■ Task statement ■
Copy these rows without any changes.

Source data
* * * * *
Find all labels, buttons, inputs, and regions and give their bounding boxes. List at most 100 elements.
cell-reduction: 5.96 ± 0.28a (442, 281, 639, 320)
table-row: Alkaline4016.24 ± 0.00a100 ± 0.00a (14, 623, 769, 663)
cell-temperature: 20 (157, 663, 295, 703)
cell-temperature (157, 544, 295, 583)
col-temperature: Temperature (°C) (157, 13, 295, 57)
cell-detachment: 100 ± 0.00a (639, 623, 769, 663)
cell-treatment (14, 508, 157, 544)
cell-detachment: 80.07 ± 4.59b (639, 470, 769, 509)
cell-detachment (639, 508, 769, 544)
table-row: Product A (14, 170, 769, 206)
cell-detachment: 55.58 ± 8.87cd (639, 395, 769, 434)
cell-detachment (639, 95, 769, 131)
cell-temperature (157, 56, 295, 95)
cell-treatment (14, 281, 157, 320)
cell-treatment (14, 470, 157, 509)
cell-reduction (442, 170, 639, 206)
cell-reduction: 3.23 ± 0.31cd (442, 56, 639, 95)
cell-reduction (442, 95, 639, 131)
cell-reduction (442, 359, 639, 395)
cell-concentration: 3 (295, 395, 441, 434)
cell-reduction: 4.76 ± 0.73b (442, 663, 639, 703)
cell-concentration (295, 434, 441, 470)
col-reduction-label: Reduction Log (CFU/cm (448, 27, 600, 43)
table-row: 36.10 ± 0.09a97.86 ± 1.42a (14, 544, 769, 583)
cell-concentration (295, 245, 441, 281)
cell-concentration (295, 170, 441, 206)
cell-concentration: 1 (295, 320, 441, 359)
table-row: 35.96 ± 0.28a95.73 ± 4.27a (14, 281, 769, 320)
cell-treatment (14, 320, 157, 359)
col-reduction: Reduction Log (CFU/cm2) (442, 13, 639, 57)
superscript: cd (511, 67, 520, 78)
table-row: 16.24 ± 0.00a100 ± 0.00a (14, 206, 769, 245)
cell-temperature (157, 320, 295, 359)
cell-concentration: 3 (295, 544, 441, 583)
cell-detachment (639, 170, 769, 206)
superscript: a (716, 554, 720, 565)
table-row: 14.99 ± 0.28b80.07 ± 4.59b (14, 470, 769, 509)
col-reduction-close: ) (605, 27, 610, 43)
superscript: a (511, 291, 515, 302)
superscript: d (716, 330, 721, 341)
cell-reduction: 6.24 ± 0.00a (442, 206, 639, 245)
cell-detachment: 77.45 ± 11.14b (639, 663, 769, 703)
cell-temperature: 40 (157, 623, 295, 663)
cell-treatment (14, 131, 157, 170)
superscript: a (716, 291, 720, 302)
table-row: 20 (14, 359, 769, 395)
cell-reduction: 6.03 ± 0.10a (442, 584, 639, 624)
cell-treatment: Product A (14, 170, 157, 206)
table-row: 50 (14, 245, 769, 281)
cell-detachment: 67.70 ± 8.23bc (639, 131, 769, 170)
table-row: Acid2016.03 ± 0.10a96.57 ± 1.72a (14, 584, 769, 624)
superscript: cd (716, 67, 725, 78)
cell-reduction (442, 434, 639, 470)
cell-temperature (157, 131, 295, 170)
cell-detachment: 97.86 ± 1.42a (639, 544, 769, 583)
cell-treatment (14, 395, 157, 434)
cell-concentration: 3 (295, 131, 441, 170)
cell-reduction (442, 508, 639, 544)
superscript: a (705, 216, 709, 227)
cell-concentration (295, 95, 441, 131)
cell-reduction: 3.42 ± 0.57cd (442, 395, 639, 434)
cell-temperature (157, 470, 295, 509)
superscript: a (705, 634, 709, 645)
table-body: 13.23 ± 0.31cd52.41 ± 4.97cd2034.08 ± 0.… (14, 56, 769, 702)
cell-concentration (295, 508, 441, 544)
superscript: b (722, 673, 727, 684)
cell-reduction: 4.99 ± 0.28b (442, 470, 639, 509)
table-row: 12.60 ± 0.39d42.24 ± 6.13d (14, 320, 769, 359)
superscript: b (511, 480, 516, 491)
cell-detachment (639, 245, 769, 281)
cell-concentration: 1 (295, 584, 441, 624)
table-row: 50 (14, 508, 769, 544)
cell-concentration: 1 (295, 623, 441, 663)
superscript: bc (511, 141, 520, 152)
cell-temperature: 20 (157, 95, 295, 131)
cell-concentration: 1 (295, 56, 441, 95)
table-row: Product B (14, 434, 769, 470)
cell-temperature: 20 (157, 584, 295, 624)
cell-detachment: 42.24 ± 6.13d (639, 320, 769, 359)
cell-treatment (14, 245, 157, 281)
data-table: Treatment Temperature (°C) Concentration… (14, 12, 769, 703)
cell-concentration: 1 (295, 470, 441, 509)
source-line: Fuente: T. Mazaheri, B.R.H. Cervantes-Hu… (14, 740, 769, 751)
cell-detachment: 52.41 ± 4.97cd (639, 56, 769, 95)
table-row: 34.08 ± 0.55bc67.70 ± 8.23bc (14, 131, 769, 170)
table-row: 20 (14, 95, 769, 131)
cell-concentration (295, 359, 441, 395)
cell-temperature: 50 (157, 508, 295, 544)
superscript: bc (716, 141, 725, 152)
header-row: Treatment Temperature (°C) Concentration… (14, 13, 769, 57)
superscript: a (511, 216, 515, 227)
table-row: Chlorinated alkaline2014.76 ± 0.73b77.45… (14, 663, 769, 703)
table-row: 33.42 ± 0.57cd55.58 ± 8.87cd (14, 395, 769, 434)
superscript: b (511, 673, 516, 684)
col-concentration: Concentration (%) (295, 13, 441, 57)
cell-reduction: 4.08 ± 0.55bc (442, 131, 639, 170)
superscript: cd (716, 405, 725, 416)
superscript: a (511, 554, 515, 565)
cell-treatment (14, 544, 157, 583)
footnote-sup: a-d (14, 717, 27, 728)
* * * * *
■ Full solution ■
Find all labels, buttons, inputs, and regions and give their bounding boxes. List at most 100 elements.
cell-reduction: 5.96 ± 0.28a (442, 281, 639, 320)
table-row: Alkaline4016.24 ± 0.00a100 ± 0.00a (14, 623, 769, 663)
cell-temperature: 20 (157, 663, 295, 703)
cell-temperature (157, 544, 295, 583)
col-temperature: Temperature (°C) (157, 13, 295, 57)
cell-detachment: 100 ± 0.00a (639, 623, 769, 663)
cell-treatment (14, 508, 157, 544)
cell-detachment: 80.07 ± 4.59b (639, 470, 769, 509)
cell-detachment (639, 508, 769, 544)
table-row: Product A (14, 170, 769, 206)
cell-detachment: 55.58 ± 8.87cd (639, 395, 769, 434)
cell-detachment (639, 95, 769, 131)
cell-temperature (157, 56, 295, 95)
cell-treatment (14, 281, 157, 320)
cell-treatment (14, 470, 157, 509)
cell-reduction (442, 170, 639, 206)
cell-reduction: 3.23 ± 0.31cd (442, 56, 639, 95)
cell-reduction (442, 95, 639, 131)
cell-reduction (442, 359, 639, 395)
cell-concentration: 3 (295, 395, 441, 434)
cell-reduction: 4.76 ± 0.73b (442, 663, 639, 703)
cell-concentration (295, 434, 441, 470)
col-reduction-label: Reduction Log (CFU/cm (448, 27, 600, 43)
table-row: 36.10 ± 0.09a97.86 ± 1.42a (14, 544, 769, 583)
cell-concentration (295, 245, 441, 281)
cell-concentration (295, 170, 441, 206)
cell-concentration: 1 (295, 320, 441, 359)
table-row: 35.96 ± 0.28a95.73 ± 4.27a (14, 281, 769, 320)
cell-treatment (14, 320, 157, 359)
col-reduction: Reduction Log (CFU/cm2) (442, 13, 639, 57)
superscript: cd (511, 67, 520, 78)
table-row: 16.24 ± 0.00a100 ± 0.00a (14, 206, 769, 245)
cell-temperature (157, 320, 295, 359)
cell-concentration: 3 (295, 544, 441, 583)
cell-detachment (639, 170, 769, 206)
superscript: a (716, 554, 720, 565)
table-row: 14.99 ± 0.28b80.07 ± 4.59b (14, 470, 769, 509)
col-reduction-close: ) (605, 27, 610, 43)
superscript: a (511, 291, 515, 302)
superscript: d (716, 330, 721, 341)
cell-reduction: 6.24 ± 0.00a (442, 206, 639, 245)
cell-detachment: 77.45 ± 11.14b (639, 663, 769, 703)
cell-temperature: 40 (157, 623, 295, 663)
cell-treatment (14, 131, 157, 170)
superscript: a (716, 291, 720, 302)
table-row: 20 (14, 359, 769, 395)
cell-reduction: 6.03 ± 0.10a (442, 584, 639, 624)
cell-treatment: Product A (14, 170, 157, 206)
table-row: 50 (14, 245, 769, 281)
cell-detachment: 67.70 ± 8.23bc (639, 131, 769, 170)
table-row: Acid2016.03 ± 0.10a96.57 ± 1.72a (14, 584, 769, 624)
superscript: cd (716, 67, 725, 78)
cell-reduction (442, 434, 639, 470)
cell-temperature (157, 131, 295, 170)
cell-detachment: 97.86 ± 1.42a (639, 544, 769, 583)
cell-treatment (14, 395, 157, 434)
cell-concentration: 3 (295, 131, 441, 170)
cell-reduction (442, 508, 639, 544)
superscript: a (705, 216, 709, 227)
cell-concentration (295, 95, 441, 131)
cell-reduction: 3.42 ± 0.57cd (442, 395, 639, 434)
cell-temperature (157, 470, 295, 509)
superscript: a (705, 634, 709, 645)
table-body: 13.23 ± 0.31cd52.41 ± 4.97cd2034.08 ± 0.… (14, 56, 769, 702)
cell-concentration (295, 508, 441, 544)
superscript: b (722, 673, 727, 684)
cell-reduction: 4.99 ± 0.28b (442, 470, 639, 509)
table-row: 12.60 ± 0.39d42.24 ± 6.13d (14, 320, 769, 359)
superscript: b (511, 480, 516, 491)
cell-detachment (639, 245, 769, 281)
cell-concentration: 1 (295, 584, 441, 624)
table-row: 50 (14, 508, 769, 544)
cell-concentration: 1 (295, 623, 441, 663)
superscript: bc (511, 141, 520, 152)
cell-temperature: 20 (157, 95, 295, 131)
cell-concentration: 1 (295, 56, 441, 95)
table-row: Product B (14, 434, 769, 470)
cell-temperature: 20 (157, 584, 295, 624)
cell-detachment: 42.24 ± 6.13d (639, 320, 769, 359)
cell-treatment (14, 245, 157, 281)
data-table: Treatment Temperature (°C) Concentration… (14, 12, 769, 703)
cell-concentration: 1 (295, 470, 441, 509)
source-line: Fuente: T. Mazaheri, B.R.H. Cervantes-Hu… (14, 740, 769, 751)
cell-detachment: 52.41 ± 4.97cd (639, 56, 769, 95)
table-row: 34.08 ± 0.55bc67.70 ± 8.23bc (14, 131, 769, 170)
table-row: 20 (14, 95, 769, 131)
cell-concentration (295, 359, 441, 395)
cell-temperature: 50 (157, 508, 295, 544)
superscript: bc (716, 141, 725, 152)
header-row: Treatment Temperature (°C) Concentration… (14, 13, 769, 57)
superscript: a (511, 216, 515, 227)
table-row: Chlorinated alkaline2014.76 ± 0.73b77.45… (14, 663, 769, 703)
table-row: 33.42 ± 0.57cd55.58 ± 8.87cd (14, 395, 769, 434)
superscript: b (511, 673, 516, 684)
col-concentration: Concentration (%) (295, 13, 441, 57)
cell-reduction: 4.08 ± 0.55bc (442, 131, 639, 170)
superscript: cd (716, 405, 725, 416)
superscript: a (511, 554, 515, 565)
cell-treatment (14, 544, 157, 583)
footnote-sup: a-d (14, 717, 27, 728)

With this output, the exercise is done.